> **To do**
Write out the whole listing, matching it exactly.

> **Information supplied**
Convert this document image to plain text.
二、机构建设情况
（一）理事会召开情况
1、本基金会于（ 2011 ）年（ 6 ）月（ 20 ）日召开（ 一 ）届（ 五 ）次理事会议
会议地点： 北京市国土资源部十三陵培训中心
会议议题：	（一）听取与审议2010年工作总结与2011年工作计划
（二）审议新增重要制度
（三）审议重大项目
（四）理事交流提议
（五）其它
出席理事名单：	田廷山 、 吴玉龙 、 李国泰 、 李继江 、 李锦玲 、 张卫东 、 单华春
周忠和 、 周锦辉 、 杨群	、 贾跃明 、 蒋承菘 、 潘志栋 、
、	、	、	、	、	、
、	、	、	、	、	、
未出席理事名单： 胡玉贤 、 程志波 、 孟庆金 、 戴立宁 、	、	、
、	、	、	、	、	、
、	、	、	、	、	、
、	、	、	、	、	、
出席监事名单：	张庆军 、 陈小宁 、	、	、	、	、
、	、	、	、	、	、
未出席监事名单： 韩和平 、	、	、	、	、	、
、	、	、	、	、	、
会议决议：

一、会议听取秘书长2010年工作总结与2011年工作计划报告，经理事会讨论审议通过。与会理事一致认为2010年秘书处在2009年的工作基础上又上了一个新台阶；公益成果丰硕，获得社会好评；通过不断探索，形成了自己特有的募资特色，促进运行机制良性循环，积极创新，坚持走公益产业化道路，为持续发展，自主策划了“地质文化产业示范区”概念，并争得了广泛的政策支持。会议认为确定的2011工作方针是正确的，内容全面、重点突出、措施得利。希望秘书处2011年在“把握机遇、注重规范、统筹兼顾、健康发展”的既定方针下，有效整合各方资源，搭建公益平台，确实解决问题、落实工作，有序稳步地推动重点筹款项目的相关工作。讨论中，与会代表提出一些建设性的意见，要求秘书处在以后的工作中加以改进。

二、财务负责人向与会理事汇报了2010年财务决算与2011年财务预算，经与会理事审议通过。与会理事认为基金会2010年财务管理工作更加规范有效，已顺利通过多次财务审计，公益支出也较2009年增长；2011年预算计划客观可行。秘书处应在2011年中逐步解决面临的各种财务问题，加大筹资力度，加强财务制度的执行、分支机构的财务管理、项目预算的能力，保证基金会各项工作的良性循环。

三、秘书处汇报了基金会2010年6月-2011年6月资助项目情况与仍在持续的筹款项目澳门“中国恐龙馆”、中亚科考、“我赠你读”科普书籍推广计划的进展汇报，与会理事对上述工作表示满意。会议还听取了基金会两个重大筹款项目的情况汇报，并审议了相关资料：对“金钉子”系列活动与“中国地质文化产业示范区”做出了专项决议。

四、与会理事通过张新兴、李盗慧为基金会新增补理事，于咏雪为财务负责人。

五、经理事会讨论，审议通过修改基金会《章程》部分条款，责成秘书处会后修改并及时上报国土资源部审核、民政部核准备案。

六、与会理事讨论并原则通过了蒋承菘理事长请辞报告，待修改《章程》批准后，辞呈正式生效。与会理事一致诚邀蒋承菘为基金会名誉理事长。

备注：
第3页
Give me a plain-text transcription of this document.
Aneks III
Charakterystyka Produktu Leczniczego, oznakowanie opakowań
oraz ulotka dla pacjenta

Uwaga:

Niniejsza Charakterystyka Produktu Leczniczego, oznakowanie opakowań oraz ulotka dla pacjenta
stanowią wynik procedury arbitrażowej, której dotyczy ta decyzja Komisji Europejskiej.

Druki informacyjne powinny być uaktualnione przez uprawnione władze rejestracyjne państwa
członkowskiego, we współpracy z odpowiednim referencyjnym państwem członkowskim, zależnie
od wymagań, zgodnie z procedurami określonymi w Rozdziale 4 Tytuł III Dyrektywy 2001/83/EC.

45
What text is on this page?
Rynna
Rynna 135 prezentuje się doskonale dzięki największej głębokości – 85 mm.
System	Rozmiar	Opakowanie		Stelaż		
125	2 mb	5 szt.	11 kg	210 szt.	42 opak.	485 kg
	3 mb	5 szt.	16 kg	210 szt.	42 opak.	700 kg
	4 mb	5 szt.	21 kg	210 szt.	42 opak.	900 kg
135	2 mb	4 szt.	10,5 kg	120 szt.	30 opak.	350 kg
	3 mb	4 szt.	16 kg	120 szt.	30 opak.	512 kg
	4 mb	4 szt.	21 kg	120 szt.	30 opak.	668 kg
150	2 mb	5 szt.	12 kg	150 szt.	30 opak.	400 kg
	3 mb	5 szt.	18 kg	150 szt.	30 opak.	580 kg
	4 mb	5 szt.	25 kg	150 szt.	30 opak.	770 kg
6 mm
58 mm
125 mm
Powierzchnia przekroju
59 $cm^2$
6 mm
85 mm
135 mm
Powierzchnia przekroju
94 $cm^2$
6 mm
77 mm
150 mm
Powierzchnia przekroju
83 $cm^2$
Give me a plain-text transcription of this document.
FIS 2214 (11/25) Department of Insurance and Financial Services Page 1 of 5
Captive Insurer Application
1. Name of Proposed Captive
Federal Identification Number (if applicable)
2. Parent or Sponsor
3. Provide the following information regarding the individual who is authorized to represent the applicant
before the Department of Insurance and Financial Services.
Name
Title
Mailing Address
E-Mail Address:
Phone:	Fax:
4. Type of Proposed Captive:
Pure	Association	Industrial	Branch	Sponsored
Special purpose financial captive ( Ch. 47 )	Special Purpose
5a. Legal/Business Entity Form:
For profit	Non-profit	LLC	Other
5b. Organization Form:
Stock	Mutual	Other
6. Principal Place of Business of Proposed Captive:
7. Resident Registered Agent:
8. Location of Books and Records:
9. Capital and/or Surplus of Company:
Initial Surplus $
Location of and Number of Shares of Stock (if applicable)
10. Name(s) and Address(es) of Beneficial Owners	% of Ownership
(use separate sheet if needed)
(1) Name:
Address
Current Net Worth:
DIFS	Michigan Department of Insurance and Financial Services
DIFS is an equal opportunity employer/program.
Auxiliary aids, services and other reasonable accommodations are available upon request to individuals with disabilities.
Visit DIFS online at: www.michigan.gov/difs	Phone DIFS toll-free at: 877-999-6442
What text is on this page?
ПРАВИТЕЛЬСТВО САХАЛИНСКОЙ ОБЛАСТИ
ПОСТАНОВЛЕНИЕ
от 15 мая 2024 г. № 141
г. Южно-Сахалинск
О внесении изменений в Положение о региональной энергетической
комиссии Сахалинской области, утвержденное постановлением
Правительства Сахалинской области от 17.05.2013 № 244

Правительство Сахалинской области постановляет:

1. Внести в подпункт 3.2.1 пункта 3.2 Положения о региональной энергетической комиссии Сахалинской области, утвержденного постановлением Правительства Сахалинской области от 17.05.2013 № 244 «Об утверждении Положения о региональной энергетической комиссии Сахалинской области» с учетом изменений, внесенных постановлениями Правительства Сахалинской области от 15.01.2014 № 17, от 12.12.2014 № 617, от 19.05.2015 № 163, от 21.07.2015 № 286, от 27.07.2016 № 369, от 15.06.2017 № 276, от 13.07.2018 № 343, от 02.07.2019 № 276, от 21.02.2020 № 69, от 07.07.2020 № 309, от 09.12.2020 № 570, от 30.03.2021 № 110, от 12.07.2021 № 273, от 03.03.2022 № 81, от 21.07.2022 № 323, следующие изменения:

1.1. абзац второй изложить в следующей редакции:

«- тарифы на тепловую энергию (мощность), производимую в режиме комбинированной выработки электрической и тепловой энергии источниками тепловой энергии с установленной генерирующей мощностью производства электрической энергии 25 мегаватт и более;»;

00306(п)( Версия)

> **Exercise output**
Convert this document image to plain text.
二、机构建设情况
（一）理事会召开情况
1、本基金会于（ 2011 ）年（ 6 ）月（ 20 ）日召开（ 一 ）届（ 五 ）次理事会议
会议地点： 北京市国土资源部十三陵培训中心
会议议题：	（一）听取与审议2010年工作总结与2011年工作计划
（二）审议新增重要制度
（三）审议重大项目
（四）理事交流提议
（五）其它
出席理事名单：	田廷山 、 吴玉龙 、 李国泰 、 李继江 、 李锦玲 、 张卫东 、 单华春
周忠和 、 周锦辉 、 杨群	、 贾跃明 、 蒋承菘 、 潘志栋 、
、	、	、	、	、	、
、	、	、	、	、	、
未出席理事名单： 胡玉贤 、 程志波 、 孟庆金 、 戴立宁 、	、	、
、	、	、	、	、	、
、	、	、	、	、	、
、	、	、	、	、	、
出席监事名单：	张庆军 、 陈小宁 、	、	、	、	、
、	、	、	、	、	、
未出席监事名单： 韩和平 、	、	、	、	、	、
、	、	、	、	、	、
会议决议：

一、会议听取秘书长2010年工作总结与2011年工作计划报告，经理事会讨论审议通过。与会理事一致认为2010年秘书处在2009年的工作基础上又上了一个新台阶；公益成果丰硕，获得社会好评；通过不断探索，形成了自己特有的募资特色，促进运行机制良性循环，积极创新，坚持走公益产业化道路，为持续发展，自主策划了“地质文化产业示范区”概念，并争得了广泛的政策支持。会议认为确定的2011工作方针是正确的，内容全面、重点突出、措施得利。希望秘书处2011年在“把握机遇、注重规范、统筹兼顾、健康发展”的既定方针下，有效整合各方资源，搭建公益平台，确实解决问题、落实工作，有序稳步地推动重点筹款项目的相关工作。讨论中，与会代表提出一些建设性的意见，要求秘书处在以后的工作中加以改进。

二、财务负责人向与会理事汇报了2010年财务决算与2011年财务预算，经与会理事审议通过。与会理事认为基金会2010年财务管理工作更加规范有效，已顺利通过多次财务审计，公益支出也较2009年增长；2011年预算计划客观可行。秘书处应在2011年中逐步解决面临的各种财务问题，加大筹资力度，加强财务制度的执行、分支机构的财务管理、项目预算的能力，保证基金会各项工作的良性循环。

三、秘书处汇报了基金会2010年6月-2011年6月资助项目情况与仍在持续的筹款项目澳门“中国恐龙馆”、中亚科考、“我赠你读”科普书籍推广计划的进展汇报，与会理事对上述工作表示满意。会议还听取了基金会两个重大筹款项目的情况汇报，并审议了相关资料：对“金钉子”系列活动与“中国地质文化产业示范区”做出了专项决议。

四、与会理事通过张新兴、李盗慧为基金会新增补理事，于咏雪为财务负责人。

五、经理事会讨论，审议通过修改基金会《章程》部分条款，责成秘书处会后修改并及时上报国土资源部审核、民政部核准备案。

六、与会理事讨论并原则通过了蒋承菘理事长请辞报告，待修改《章程》批准后，辞呈正式生效。与会理事一致诚邀蒋承菘为基金会名誉理事长。

备注：
第3页
Give me a plain-text transcription of this document.
Aneks III
Charakterystyka Produktu Leczniczego, oznakowanie opakowań
oraz ulotka dla pacjenta

Uwaga:

Niniejsza Charakterystyka Produktu Leczniczego, oznakowanie opakowań oraz ulotka dla pacjenta
stanowią wynik procedury arbitrażowej, której dotyczy ta decyzja Komisji Europejskiej.

Druki informacyjne powinny być uaktualnione przez uprawnione władze rejestracyjne państwa
członkowskiego, we współpracy z odpowiednim referencyjnym państwem członkowskim, zależnie
od wymagań, zgodnie z procedurami określonymi w Rozdziale 4 Tytuł III Dyrektywy 2001/83/EC.

45
What text is on this page?
Rynna
Rynna 135 prezentuje się doskonale dzięki największej głębokości – 85 mm.
System	Rozmiar	Opakowanie		Stelaż		
125	2 mb	5 szt.	11 kg	210 szt.	42 opak.	485 kg
	3 mb	5 szt.	16 kg	210 szt.	42 opak.	700 kg
	4 mb	5 szt.	21 kg	210 szt.	42 opak.	900 kg
135	2 mb	4 szt.	10,5 kg	120 szt.	30 opak.	350 kg
	3 mb	4 szt.	16 kg	120 szt.	30 opak.	512 kg
	4 mb	4 szt.	21 kg	120 szt.	30 opak.	668 kg
150	2 mb	5 szt.	12 kg	150 szt.	30 opak.	400 kg
	3 mb	5 szt.	18 kg	150 szt.	30 opak.	580 kg
	4 mb	5 szt.	25 kg	150 szt.	30 opak.	770 kg
6 mm
58 mm
125 mm
Powierzchnia przekroju
59 $cm^2$
6 mm
85 mm
135 mm
Powierzchnia przekroju
94 $cm^2$
6 mm
77 mm
150 mm
Powierzchnia przekroju
83 $cm^2$
Give me a plain-text transcription of this document.
FIS 2214 (11/25) Department of Insurance and Financial Services Page 1 of 5
Captive Insurer Application
1. Name of Proposed Captive
Federal Identification Number (if applicable)
2. Parent or Sponsor
3. Provide the following information regarding the individual who is authorized to represent the applicant
before the Department of Insurance and Financial Services.
Name
Title
Mailing Address
E-Mail Address:
Phone:	Fax:
4. Type of Proposed Captive:
Pure	Association	Industrial	Branch	Sponsored
Special purpose financial captive ( Ch. 47 )	Special Purpose
5a. Legal/Business Entity Form:
For profit	Non-profit	LLC	Other
5b. Organization Form:
Stock	Mutual	Other
6. Principal Place of Business of Proposed Captive:
7. Resident Registered Agent:
8. Location of Books and Records:
9. Capital and/or Surplus of Company:
Initial Surplus $
Location of and Number of Shares of Stock (if applicable)
10. Name(s) and Address(es) of Beneficial Owners	% of Ownership
(use separate sheet if needed)
(1) Name:
Address
Current Net Worth:
DIFS	Michigan Department of Insurance and Financial Services
DIFS is an equal opportunity employer/program.
Auxiliary aids, services and other reasonable accommodations are available upon request to individuals with disabilities.
Visit DIFS online at: www.michigan.gov/difs	Phone DIFS toll-free at: 877-999-6442
What text is on this page?
ПРАВИТЕЛЬСТВО САХАЛИНСКОЙ ОБЛАСТИ
ПОСТАНОВЛЕНИЕ
от 15 мая 2024 г. № 141
г. Южно-Сахалинск
О внесении изменений в Положение о региональной энергетической
комиссии Сахалинской области, утвержденное постановлением
Правительства Сахалинской области от 17.05.2013 № 244

Правительство Сахалинской области постановляет:

1. Внести в подпункт 3.2.1 пункта 3.2 Положения о региональной энергетической комиссии Сахалинской области, утвержденного постановлением Правительства Сахалинской области от 17.05.2013 № 244 «Об утверждении Положения о региональной энергетической комиссии Сахалинской области» с учетом изменений, внесенных постановлениями Правительства Сахалинской области от 15.01.2014 № 17, от 12.12.2014 № 617, от 19.05.2015 № 163, от 21.07.2015 № 286, от 27.07.2016 № 369, от 15.06.2017 № 276, от 13.07.2018 № 343, от 02.07.2019 № 276, от 21.02.2020 № 69, от 07.07.2020 № 309, от 09.12.2020 № 570, от 30.03.2021 № 110, от 12.07.2021 № 273, от 03.03.2022 № 81, от 21.07.2022 № 323, следующие изменения:

1.1. абзац второй изложить в следующей редакции:

«- тарифы на тепловую энергию (мощность), производимую в режиме комбинированной выработки электрической и тепловой энергии источниками тепловой энергии с установленной генерирующей мощностью производства электрической энергии 25 мегаватт и более;»;

00306(п)( Версия)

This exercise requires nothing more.